Send back all the data below, exactly as given.

--- start ---

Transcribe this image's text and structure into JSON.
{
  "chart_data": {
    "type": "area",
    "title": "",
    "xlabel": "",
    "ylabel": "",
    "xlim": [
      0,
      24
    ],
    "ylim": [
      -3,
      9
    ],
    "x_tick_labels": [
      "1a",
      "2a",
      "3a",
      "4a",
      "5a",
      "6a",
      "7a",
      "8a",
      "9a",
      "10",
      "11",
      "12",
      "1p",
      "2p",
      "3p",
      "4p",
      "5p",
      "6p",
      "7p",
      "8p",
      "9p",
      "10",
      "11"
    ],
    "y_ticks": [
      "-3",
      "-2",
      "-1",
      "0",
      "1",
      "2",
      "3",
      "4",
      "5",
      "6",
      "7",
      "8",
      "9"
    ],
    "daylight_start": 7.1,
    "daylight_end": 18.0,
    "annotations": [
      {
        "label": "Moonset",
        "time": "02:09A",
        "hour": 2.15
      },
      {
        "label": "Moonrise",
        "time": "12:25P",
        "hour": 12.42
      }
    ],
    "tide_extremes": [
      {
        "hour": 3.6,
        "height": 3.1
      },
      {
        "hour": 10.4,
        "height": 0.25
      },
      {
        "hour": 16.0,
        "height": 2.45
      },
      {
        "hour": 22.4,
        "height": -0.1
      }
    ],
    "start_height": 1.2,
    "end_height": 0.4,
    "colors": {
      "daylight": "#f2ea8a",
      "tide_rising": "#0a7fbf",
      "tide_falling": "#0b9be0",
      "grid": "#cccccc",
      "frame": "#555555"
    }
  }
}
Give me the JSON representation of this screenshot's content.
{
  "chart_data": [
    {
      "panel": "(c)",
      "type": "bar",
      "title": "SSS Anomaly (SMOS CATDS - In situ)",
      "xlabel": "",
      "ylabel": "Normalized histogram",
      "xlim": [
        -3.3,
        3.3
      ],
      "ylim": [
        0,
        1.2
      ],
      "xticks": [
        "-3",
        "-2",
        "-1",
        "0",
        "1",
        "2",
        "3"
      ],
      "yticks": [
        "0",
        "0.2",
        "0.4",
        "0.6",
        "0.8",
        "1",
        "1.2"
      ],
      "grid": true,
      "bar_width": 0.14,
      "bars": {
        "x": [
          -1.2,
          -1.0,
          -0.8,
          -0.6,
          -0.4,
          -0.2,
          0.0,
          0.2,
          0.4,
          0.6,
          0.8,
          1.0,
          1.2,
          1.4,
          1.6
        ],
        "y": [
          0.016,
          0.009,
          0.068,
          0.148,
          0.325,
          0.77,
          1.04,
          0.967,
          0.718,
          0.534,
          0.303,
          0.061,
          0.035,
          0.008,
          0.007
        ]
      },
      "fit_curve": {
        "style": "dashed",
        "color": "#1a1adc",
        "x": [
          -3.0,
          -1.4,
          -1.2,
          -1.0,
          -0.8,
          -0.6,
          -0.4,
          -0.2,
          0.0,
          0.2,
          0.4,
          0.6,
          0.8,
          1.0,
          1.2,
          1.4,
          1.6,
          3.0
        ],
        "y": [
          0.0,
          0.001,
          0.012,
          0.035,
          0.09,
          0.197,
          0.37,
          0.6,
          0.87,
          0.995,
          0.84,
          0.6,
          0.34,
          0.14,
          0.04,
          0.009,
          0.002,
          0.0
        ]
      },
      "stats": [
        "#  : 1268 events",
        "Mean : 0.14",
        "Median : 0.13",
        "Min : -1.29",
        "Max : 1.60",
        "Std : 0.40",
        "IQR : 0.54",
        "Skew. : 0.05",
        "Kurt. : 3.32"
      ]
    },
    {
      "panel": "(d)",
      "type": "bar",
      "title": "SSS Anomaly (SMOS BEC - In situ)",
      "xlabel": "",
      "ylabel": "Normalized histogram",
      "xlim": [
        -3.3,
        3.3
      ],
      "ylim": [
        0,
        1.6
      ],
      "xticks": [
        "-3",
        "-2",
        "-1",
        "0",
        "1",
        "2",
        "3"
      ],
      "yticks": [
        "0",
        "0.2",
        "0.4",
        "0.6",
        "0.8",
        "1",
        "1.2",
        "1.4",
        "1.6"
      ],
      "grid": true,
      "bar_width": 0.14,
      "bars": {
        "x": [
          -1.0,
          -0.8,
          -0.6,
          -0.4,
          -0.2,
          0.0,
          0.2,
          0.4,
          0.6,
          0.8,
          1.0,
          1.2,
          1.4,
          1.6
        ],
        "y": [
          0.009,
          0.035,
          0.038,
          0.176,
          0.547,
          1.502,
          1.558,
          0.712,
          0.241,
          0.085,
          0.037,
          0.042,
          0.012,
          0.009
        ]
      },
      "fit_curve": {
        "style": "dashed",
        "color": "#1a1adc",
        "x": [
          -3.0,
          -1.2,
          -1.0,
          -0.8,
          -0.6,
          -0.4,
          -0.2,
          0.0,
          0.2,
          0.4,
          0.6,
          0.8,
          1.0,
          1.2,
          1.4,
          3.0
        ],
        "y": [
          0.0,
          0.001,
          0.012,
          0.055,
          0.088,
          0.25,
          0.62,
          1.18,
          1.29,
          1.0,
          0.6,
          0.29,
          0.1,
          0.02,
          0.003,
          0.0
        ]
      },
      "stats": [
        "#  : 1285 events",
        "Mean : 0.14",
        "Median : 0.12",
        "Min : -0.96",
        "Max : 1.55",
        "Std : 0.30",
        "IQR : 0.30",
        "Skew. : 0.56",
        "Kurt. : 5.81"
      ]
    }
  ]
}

--- end ---

= Reply =
Transcribe this image's text and structure into JSON.
{
  "chart_data": {
    "type": "area",
    "title": "",
    "xlabel": "",
    "ylabel": "",
    "xlim": [
      0,
      24
    ],
    "ylim": [
      -3,
      9
    ],
    "x_tick_labels": [
      "1a",
      "2a",
      "3a",
      "4a",
      "5a",
      "6a",
      "7a",
      "8a",
      "9a",
      "10",
      "11",
      "12",
      "1p",
      "2p",
      "3p",
      "4p",
      "5p",
      "6p",
      "7p",
      "8p",
      "9p",
      "10",
      "11"
    ],
    "y_ticks": [
      "-3",
      "-2",
      "-1",
      "0",
      "1",
      "2",
      "3",
      "4",
      "5",
      "6",
      "7",
      "8",
      "9"
    ],
    "daylight_start": 7.1,
    "daylight_end": 18.0,
    "annotations": [
      {
        "label": "Moonset",
        "time": "02:09A",
        "hour": 2.15
      },
      {
        "label": "Moonrise",
        "time": "12:25P",
        "hour": 12.42
      }
    ],
    "tide_extremes": [
      {
        "hour": 3.6,
        "height": 3.1
      },
      {
        "hour": 10.4,
        "height": 0.25
      },
      {
        "hour": 16.0,
        "height": 2.45
      },
      {
        "hour": 22.4,
        "height": -0.1
      }
    ],
    "start_height": 1.2,
    "end_height": 0.4,
    "colors": {
      "daylight": "#f2ea8a",
      "tide_rising": "#0a7fbf",
      "tide_falling": "#0b9be0",
      "grid": "#cccccc",
      "frame": "#555555"
    }
  }
}
Give me the JSON representation of this screenshot's content.
{
  "chart_data": [
    {
      "panel": "(c)",
      "type": "bar",
      "title": "SSS Anomaly (SMOS CATDS - In situ)",
      "xlabel": "",
      "ylabel": "Normalized histogram",
      "xlim": [
        -3.3,
        3.3
      ],
      "ylim": [
        0,
        1.2
      ],
      "xticks": [
        "-3",
        "-2",
        "-1",
        "0",
        "1",
        "2",
        "3"
      ],
      "yticks": [
        "0",
        "0.2",
        "0.4",
        "0.6",
        "0.8",
        "1",
        "1.2"
      ],
      "grid": true,
      "bar_width": 0.14,
      "bars": {
        "x": [
          -1.2,
          -1.0,
          -0.8,
          -0.6,
          -0.4,
          -0.2,
          0.0,
          0.2,
          0.4,
          0.6,
          0.8,
          1.0,
          1.2,
          1.4,
          1.6
        ],
        "y": [
          0.016,
          0.009,
          0.068,
          0.148,
          0.325,
          0.77,
          1.04,
          0.967,
          0.718,
          0.534,
          0.303,
          0.061,
          0.035,
          0.008,
          0.007
        ]
      },
      "fit_curve": {
        "style": "dashed",
        "color": "#1a1adc",
        "x": [
          -3.0,
          -1.4,
          -1.2,
          -1.0,
          -0.8,
          -0.6,
          -0.4,
          -0.2,
          0.0,
          0.2,
          0.4,
          0.6,
          0.8,
          1.0,
          1.2,
          1.4,
          1.6,
          3.0
        ],
        "y": [
          0.0,
          0.001,
          0.012,
          0.035,
          0.09,
          0.197,
          0.37,
          0.6,
          0.87,
          0.995,
          0.84,
          0.6,
          0.34,
          0.14,
          0.04,
          0.009,
          0.002,
          0.0
        ]
      },
      "stats": [
        "#  : 1268 events",
        "Mean : 0.14",
        "Median : 0.13",
        "Min : -1.29",
        "Max : 1.60",
        "Std : 0.40",
        "IQR : 0.54",
        "Skew. : 0.05",
        "Kurt. : 3.32"
      ]
    },
    {
      "panel": "(d)",
      "type": "bar",
      "title": "SSS Anomaly (SMOS BEC - In situ)",
      "xlabel": "",
      "ylabel": "Normalized histogram",
      "xlim": [
        -3.3,
        3.3
      ],
      "ylim": [
        0,
        1.6
      ],
      "xticks": [
        "-3",
        "-2",
        "-1",
        "0",
        "1",
        "2",
        "3"
      ],
      "yticks": [
        "0",
        "0.2",
        "0.4",
        "0.6",
        "0.8",
        "1",
        "1.2",
        "1.4",
        "1.6"
      ],
      "grid": true,
      "bar_width": 0.14,
      "bars": {
        "x": [
          -1.0,
          -0.8,
          -0.6,
          -0.4,
          -0.2,
          0.0,
          0.2,
          0.4,
          0.6,
          0.8,
          1.0,
          1.2,
          1.4,
          1.6
        ],
        "y": [
          0.009,
          0.035,
          0.038,
          0.176,
          0.547,
          1.502,
          1.558,
          0.712,
          0.241,
          0.085,
          0.037,
          0.042,
          0.012,
          0.009
        ]
      },
      "fit_curve": {
        "style": "dashed",
        "color": "#1a1adc",
        "x": [
          -3.0,
          -1.2,
          -1.0,
          -0.8,
          -0.6,
          -0.4,
          -0.2,
          0.0,
          0.2,
          0.4,
          0.6,
          0.8,
          1.0,
          1.2,
          1.4,
          3.0
        ],
        "y": [
          0.0,
          0.001,
          0.012,
          0.055,
          0.088,
          0.25,
          0.62,
          1.18,
          1.29,
          1.0,
          0.6,
          0.29,
          0.1,
          0.02,
          0.003,
          0.0
        ]
      },
      "stats": [
        "#  : 1285 events",
        "Mean : 0.14",
        "Median : 0.12",
        "Min : -0.96",
        "Max : 1.55",
        "Std : 0.30",
        "IQR : 0.30",
        "Skew. : 0.56",
        "Kurt. : 5.81"
      ]
    }
  ]
}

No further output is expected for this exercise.